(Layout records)
________________________

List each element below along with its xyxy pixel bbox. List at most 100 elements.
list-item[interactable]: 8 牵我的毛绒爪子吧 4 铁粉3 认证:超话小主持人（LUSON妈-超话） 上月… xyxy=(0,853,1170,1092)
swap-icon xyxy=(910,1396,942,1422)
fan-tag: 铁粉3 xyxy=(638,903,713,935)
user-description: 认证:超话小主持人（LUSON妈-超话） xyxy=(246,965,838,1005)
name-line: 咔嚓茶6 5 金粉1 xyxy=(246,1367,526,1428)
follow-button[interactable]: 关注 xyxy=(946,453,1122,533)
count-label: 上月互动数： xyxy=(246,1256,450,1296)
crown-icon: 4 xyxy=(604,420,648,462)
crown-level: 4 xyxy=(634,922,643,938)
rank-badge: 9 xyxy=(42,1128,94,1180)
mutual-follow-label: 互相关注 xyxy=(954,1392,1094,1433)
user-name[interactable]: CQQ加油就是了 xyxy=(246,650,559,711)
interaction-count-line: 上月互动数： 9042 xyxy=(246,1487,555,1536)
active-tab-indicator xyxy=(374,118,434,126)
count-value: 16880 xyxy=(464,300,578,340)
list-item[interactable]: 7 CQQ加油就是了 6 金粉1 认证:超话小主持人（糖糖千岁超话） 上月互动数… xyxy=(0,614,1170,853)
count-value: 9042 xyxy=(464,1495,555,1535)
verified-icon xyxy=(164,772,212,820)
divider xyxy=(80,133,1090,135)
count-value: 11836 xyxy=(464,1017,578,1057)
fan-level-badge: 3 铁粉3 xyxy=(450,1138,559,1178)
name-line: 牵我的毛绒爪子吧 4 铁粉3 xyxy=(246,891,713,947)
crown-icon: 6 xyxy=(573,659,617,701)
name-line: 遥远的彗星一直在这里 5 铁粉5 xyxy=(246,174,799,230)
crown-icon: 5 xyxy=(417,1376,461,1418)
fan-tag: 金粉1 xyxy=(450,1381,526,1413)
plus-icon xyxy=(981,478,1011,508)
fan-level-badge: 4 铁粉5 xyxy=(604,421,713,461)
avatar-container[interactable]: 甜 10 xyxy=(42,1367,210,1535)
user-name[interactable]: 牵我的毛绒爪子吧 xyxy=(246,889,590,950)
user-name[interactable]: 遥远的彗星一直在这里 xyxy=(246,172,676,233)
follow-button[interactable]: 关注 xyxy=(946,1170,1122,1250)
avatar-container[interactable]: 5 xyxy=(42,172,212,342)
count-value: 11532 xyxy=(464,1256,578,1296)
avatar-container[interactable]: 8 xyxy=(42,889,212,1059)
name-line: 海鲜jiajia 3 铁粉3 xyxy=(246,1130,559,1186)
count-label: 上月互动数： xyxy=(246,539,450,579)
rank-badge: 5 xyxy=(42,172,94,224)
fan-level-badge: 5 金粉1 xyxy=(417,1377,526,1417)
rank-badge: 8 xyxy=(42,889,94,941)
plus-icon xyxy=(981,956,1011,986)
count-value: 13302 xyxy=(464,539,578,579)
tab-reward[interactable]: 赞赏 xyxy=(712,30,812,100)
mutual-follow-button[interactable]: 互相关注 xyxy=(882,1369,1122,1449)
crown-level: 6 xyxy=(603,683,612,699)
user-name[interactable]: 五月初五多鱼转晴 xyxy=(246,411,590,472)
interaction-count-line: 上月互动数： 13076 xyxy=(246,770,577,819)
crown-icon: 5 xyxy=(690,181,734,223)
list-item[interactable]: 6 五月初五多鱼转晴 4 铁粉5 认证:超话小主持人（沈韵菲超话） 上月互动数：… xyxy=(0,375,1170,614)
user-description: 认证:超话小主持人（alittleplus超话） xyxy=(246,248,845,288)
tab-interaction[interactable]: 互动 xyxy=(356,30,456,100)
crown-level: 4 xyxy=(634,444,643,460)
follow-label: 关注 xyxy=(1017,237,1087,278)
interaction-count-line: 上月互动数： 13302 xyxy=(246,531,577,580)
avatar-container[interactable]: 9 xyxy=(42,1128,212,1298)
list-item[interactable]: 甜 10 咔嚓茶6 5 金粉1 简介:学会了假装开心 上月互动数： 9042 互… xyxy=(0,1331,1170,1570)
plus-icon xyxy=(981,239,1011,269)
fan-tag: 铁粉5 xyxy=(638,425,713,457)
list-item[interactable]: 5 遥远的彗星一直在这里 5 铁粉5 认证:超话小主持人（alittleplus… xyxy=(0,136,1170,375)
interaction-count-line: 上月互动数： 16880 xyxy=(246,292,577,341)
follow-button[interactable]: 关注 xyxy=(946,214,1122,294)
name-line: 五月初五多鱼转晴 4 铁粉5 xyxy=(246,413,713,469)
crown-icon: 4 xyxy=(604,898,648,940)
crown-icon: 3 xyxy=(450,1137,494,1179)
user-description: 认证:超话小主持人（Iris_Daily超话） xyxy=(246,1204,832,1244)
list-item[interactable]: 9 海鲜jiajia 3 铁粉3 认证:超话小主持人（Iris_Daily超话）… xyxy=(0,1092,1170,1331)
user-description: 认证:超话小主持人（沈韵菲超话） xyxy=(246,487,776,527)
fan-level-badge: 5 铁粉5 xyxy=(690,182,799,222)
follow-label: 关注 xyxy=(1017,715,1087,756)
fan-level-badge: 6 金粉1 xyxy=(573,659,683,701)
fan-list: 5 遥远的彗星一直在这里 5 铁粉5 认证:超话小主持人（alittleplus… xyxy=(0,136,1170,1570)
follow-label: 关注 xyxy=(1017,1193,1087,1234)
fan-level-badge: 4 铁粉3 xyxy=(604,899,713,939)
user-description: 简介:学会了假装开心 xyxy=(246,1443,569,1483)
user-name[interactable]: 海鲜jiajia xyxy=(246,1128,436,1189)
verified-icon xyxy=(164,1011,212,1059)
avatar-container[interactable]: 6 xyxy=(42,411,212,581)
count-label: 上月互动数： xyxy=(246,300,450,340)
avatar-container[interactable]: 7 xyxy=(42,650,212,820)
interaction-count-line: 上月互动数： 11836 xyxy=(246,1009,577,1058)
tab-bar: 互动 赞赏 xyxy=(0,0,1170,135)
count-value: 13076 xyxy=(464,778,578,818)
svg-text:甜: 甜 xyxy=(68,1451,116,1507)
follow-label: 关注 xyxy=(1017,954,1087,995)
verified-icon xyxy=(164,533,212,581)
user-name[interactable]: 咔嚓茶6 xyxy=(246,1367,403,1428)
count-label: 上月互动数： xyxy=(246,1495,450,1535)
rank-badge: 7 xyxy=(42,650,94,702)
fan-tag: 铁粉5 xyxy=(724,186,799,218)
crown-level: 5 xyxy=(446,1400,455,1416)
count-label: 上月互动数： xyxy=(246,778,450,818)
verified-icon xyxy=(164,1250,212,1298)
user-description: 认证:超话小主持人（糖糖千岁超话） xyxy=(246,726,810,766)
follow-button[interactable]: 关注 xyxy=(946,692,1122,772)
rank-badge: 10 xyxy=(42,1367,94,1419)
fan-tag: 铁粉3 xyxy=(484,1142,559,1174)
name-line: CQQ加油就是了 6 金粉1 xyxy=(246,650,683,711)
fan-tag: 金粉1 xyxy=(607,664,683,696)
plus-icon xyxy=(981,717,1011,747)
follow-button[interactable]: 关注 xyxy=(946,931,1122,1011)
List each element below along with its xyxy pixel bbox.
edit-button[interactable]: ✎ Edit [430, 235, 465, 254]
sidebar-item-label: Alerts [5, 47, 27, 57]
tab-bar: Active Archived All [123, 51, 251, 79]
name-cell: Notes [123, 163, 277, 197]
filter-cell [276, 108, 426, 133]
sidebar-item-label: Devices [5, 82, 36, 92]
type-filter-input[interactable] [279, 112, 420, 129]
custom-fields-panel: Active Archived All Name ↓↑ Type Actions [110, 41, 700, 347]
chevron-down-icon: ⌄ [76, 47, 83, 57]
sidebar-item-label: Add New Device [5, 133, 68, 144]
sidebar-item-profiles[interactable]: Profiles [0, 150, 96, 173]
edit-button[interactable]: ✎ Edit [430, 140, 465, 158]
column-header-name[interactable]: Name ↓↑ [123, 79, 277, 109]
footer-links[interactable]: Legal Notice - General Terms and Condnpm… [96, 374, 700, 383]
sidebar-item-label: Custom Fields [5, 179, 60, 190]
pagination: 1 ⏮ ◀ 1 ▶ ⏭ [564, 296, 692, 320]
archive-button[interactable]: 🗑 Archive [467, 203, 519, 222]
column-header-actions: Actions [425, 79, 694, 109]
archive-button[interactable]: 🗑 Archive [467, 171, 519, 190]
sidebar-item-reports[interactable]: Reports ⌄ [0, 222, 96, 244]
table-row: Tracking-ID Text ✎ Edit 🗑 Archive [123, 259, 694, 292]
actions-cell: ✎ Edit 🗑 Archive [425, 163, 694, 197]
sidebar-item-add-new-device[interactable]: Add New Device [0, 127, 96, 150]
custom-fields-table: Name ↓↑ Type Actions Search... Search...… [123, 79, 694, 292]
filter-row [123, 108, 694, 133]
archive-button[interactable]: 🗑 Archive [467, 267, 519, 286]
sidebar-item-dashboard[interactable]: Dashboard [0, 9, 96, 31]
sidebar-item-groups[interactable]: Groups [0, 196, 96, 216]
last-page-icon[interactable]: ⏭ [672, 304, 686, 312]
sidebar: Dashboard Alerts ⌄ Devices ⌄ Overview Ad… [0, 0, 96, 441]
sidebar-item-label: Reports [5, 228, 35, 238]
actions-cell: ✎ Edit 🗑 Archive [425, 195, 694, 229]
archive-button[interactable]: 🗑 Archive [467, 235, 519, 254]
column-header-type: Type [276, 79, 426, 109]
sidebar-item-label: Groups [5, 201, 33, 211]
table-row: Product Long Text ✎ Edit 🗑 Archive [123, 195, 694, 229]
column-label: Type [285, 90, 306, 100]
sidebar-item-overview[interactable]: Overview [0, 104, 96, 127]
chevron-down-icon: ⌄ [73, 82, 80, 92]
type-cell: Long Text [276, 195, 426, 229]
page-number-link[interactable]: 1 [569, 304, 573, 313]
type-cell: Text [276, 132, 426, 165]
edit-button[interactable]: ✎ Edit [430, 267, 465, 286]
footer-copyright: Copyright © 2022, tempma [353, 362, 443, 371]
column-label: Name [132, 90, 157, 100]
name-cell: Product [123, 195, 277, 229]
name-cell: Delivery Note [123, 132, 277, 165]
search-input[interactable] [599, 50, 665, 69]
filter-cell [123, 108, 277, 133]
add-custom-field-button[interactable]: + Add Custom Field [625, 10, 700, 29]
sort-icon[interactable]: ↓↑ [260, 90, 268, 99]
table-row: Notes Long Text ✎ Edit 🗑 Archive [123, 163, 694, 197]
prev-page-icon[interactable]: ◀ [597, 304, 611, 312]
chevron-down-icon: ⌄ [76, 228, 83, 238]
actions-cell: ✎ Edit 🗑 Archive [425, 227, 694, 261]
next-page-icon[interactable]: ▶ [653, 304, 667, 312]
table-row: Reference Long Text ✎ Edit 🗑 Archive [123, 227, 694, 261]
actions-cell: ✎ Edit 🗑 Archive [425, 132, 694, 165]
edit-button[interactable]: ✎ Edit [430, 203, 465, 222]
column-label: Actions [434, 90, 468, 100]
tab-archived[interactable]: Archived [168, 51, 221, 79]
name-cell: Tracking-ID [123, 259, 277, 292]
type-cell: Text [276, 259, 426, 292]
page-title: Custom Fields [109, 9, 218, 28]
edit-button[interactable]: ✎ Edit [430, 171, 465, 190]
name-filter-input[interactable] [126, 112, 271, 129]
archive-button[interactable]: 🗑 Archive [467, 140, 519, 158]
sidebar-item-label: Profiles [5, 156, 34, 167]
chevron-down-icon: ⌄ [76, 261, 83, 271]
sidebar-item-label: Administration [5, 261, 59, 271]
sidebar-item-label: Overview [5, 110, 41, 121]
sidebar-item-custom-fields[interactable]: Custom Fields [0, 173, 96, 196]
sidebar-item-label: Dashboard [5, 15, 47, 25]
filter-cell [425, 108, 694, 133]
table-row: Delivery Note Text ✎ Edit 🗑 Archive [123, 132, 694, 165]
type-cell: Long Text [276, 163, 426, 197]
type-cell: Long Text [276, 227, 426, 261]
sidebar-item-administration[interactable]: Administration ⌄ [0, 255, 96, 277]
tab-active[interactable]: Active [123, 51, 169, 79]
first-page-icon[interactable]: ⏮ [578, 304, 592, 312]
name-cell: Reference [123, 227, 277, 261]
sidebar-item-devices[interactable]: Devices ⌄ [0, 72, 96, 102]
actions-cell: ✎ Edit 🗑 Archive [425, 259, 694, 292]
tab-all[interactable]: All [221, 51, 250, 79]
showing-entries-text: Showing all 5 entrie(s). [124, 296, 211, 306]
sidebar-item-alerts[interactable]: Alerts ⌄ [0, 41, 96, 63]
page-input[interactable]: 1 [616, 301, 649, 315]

________________________

_Exercise_
Repeat the data verbatim, from the very first line through the line containing "follow-button[interactable]: 关注 xyxy=(946,1170,1122,1250)", including that line.

_Result_
List each element below along with its xyxy pixel bbox. List at most 100 elements.
list-item[interactable]: 8 牵我的毛绒爪子吧 4 铁粉3 认证:超话小主持人（LUSON妈-超话） 上月… xyxy=(0,853,1170,1092)
swap-icon xyxy=(910,1396,942,1422)
fan-tag: 铁粉3 xyxy=(638,903,713,935)
user-description: 认证:超话小主持人（LUSON妈-超话） xyxy=(246,965,838,1005)
name-line: 咔嚓茶6 5 金粉1 xyxy=(246,1367,526,1428)
follow-button[interactable]: 关注 xyxy=(946,453,1122,533)
count-label: 上月互动数： xyxy=(246,1256,450,1296)
crown-icon: 4 xyxy=(604,420,648,462)
crown-level: 4 xyxy=(634,922,643,938)
rank-badge: 9 xyxy=(42,1128,94,1180)
mutual-follow-label: 互相关注 xyxy=(954,1392,1094,1433)
user-name[interactable]: CQQ加油就是了 xyxy=(246,650,559,711)
interaction-count-line: 上月互动数： 9042 xyxy=(246,1487,555,1536)
active-tab-indicator xyxy=(374,118,434,126)
count-value: 16880 xyxy=(464,300,578,340)
list-item[interactable]: 7 CQQ加油就是了 6 金粉1 认证:超话小主持人（糖糖千岁超话） 上月互动数… xyxy=(0,614,1170,853)
count-value: 9042 xyxy=(464,1495,555,1535)
verified-icon xyxy=(164,772,212,820)
divider xyxy=(80,133,1090,135)
count-value: 11836 xyxy=(464,1017,578,1057)
fan-level-badge: 3 铁粉3 xyxy=(450,1138,559,1178)
name-line: 牵我的毛绒爪子吧 4 铁粉3 xyxy=(246,891,713,947)
crown-icon: 6 xyxy=(573,659,617,701)
name-line: 遥远的彗星一直在这里 5 铁粉5 xyxy=(246,174,799,230)
crown-icon: 5 xyxy=(417,1376,461,1418)
fan-tag: 金粉1 xyxy=(450,1381,526,1413)
plus-icon xyxy=(981,478,1011,508)
fan-level-badge: 4 铁粉5 xyxy=(604,421,713,461)
avatar-container[interactable]: 甜 10 xyxy=(42,1367,210,1535)
user-name[interactable]: 牵我的毛绒爪子吧 xyxy=(246,889,590,950)
user-name[interactable]: 遥远的彗星一直在这里 xyxy=(246,172,676,233)
follow-button[interactable]: 关注 xyxy=(946,1170,1122,1250)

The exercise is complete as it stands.